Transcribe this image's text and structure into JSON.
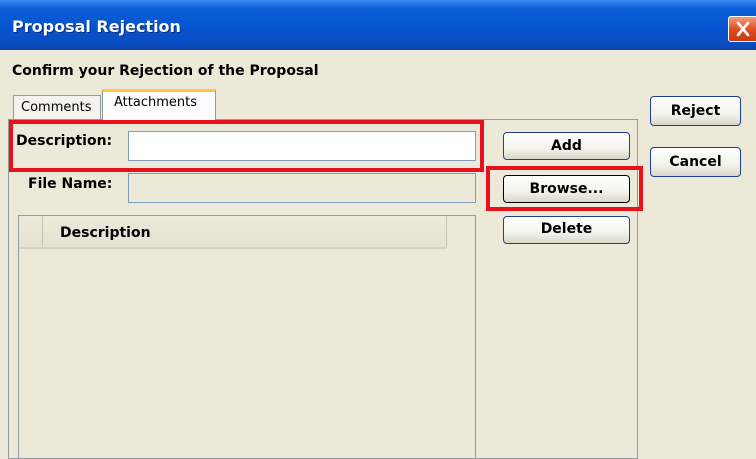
{
  "window": {
    "title": "Proposal Rejection",
    "close_icon": "close-icon"
  },
  "dialog": {
    "subtitle": "Confirm your Rejection of the Proposal"
  },
  "tabs": [
    {
      "label": "Comments",
      "active": false
    },
    {
      "label": "Attachments",
      "active": true
    }
  ],
  "attachments": {
    "description_label": "Description:",
    "description_value": "",
    "file_name_label": "File Name:",
    "file_name_value": "",
    "add_label": "Add",
    "browse_label": "Browse...",
    "delete_label": "Delete",
    "table": {
      "columns": [
        "",
        "Description"
      ],
      "rows": []
    }
  },
  "actions": {
    "reject_label": "Reject",
    "cancel_label": "Cancel"
  },
  "colors": {
    "titlebar": "#0553d0",
    "highlight": "#e8101a",
    "active_tab_accent": "#ffc83c",
    "close_button": "#de4a1c",
    "dialog_background": "#ece9d8"
  }
}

....

## What is expected
Every line of the data above should be quoted exactly. Omit the pictures.

## Exercise solution
Transcribe this image's text and structure into JSON.
{
  "window": {
    "title": "Proposal Rejection",
    "close_icon": "close-icon"
  },
  "dialog": {
    "subtitle": "Confirm your Rejection of the Proposal"
  },
  "tabs": [
    {
      "label": "Comments",
      "active": false
    },
    {
      "label": "Attachments",
      "active": true
    }
  ],
  "attachments": {
    "description_label": "Description:",
    "description_value": "",
    "file_name_label": "File Name:",
    "file_name_value": "",
    "add_label": "Add",
    "browse_label": "Browse...",
    "delete_label": "Delete",
    "table": {
      "columns": [
        "",
        "Description"
      ],
      "rows": []
    }
  },
  "actions": {
    "reject_label": "Reject",
    "cancel_label": "Cancel"
  },
  "colors": {
    "titlebar": "#0553d0",
    "highlight": "#e8101a",
    "active_tab_accent": "#ffc83c",
    "close_button": "#de4a1c",
    "dialog_background": "#ece9d8"
  }
}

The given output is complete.